Dataset items:
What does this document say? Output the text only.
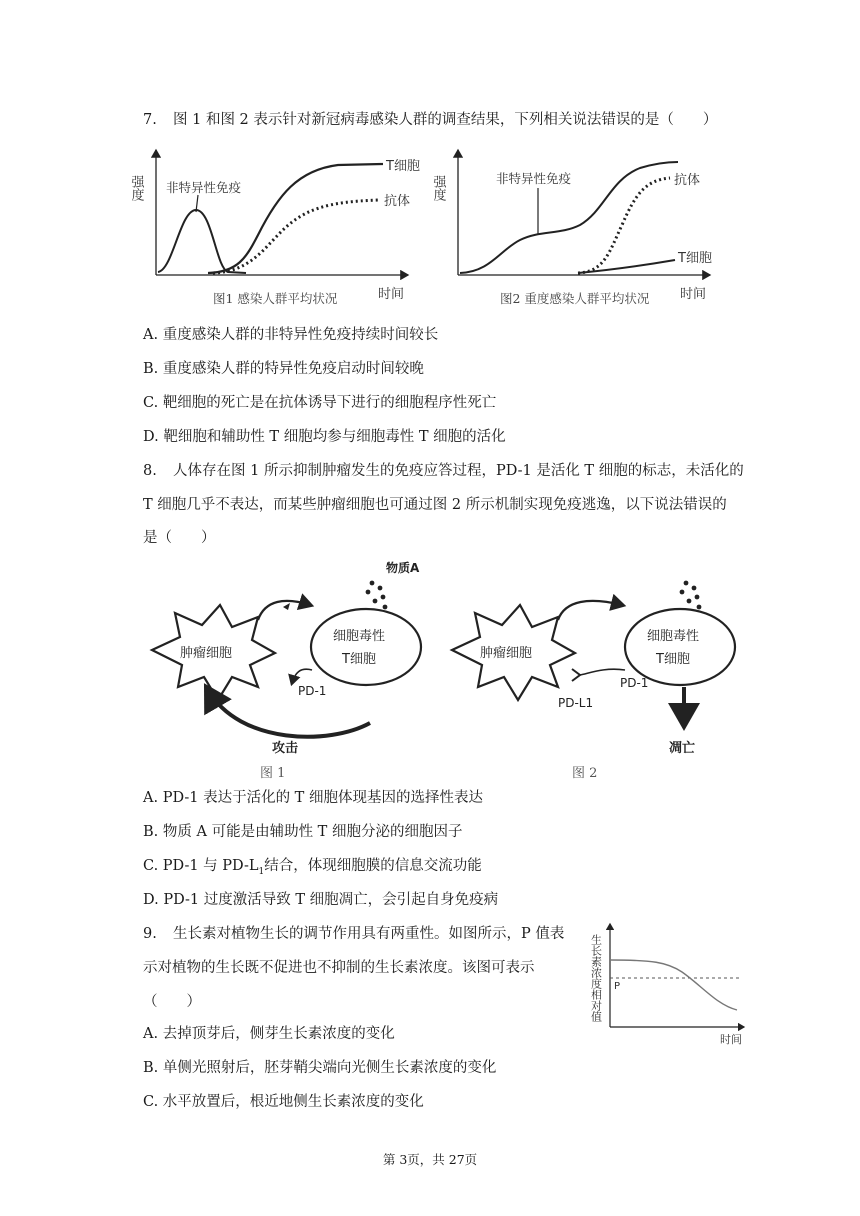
7. 图 1 和图 2 表示针对新冠病毒感染人群的调查结果，下列相关说法错误的是（　　）
强度
时间
非特异性免疫
T细胞
抗体
图1 感染人群平均状况
强度
时间
非特异性免疫	抗体
T细胞
图2 重度感染人群平均状况
A. 重度感染人群的非特异性免疫持续时间较长
B. 重度感染人群的特异性免疫启动时间较晚
C. 靶细胞的死亡是在抗体诱导下进行的细胞程序性死亡
D. 靶细胞和辅助性 T 细胞均参与细胞毒性 T 细胞的活化
8. 人体存在图 1 所示抑制肿瘤发生的免疫应答过程，PD-1 是活化 T 细胞的标志，未活化的
T 细胞几乎不表达，而某些肿瘤细胞也可通过图 2 所示机制实现免疫逃逸，以下说法错误的
是（　　）
物质A
肿瘤细胞
细胞毒性
T细胞
PD-1
攻击
图 1
肿瘤细胞
细胞毒性
T细胞
PD-1
PD-L1
凋亡
图 2
A. PD-1 表达于活化的 T 细胞体现基因的选择性表达
B. 物质 A 可能是由辅助性 T 细胞分泌的细胞因子
C. PD-1 与 $PD-L_1$结合，体现细胞膜的信息交流功能
D. PD-1 过度激活导致 T 细胞凋亡，会引起自身免疫病
9. 生长素对植物生长的调节作用具有两重性。如图所示，P 值表
示对植物的生长既不促进也不抑制的生长素浓度。该图可表示
（　　）	生长素浓度相对值 P
时间
A. 去掉顶芽后，侧芽生长素浓度的变化
B. 单侧光照射后，胚芽鞘尖端向光侧生长素浓度的变化
C. 水平放置后，根近地侧生长素浓度的变化
第 3页，共 27页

SHORT PROBLEM: All the material shown above is to be copied exactly, with no pictures carried over.

FULL OUTPUT:
What does this document say? Output the text only.
7. 图 1 和图 2 表示针对新冠病毒感染人群的调查结果，下列相关说法错误的是（　　）
强度
时间
非特异性免疫
T细胞
抗体
图1 感染人群平均状况
强度
时间
非特异性免疫	抗体
T细胞
图2 重度感染人群平均状况
A. 重度感染人群的非特异性免疫持续时间较长
B. 重度感染人群的特异性免疫启动时间较晚
C. 靶细胞的死亡是在抗体诱导下进行的细胞程序性死亡
D. 靶细胞和辅助性 T 细胞均参与细胞毒性 T 细胞的活化
8. 人体存在图 1 所示抑制肿瘤发生的免疫应答过程，PD-1 是活化 T 细胞的标志，未活化的
T 细胞几乎不表达，而某些肿瘤细胞也可通过图 2 所示机制实现免疫逃逸，以下说法错误的
是（　　）
物质A
肿瘤细胞
细胞毒性
T细胞
PD-1
攻击
图 1
肿瘤细胞
细胞毒性
T细胞
PD-1
PD-L1
凋亡
图 2
A. PD-1 表达于活化的 T 细胞体现基因的选择性表达
B. 物质 A 可能是由辅助性 T 细胞分泌的细胞因子
C. PD-1 与 $PD-L_1$结合，体现细胞膜的信息交流功能
D. PD-1 过度激活导致 T 细胞凋亡，会引起自身免疫病
9. 生长素对植物生长的调节作用具有两重性。如图所示，P 值表
示对植物的生长既不促进也不抑制的生长素浓度。该图可表示
（　　）	生长素浓度相对值 P
时间
A. 去掉顶芽后，侧芽生长素浓度的变化
B. 单侧光照射后，胚芽鞘尖端向光侧生长素浓度的变化
C. 水平放置后，根近地侧生长素浓度的变化
第 3页，共 27页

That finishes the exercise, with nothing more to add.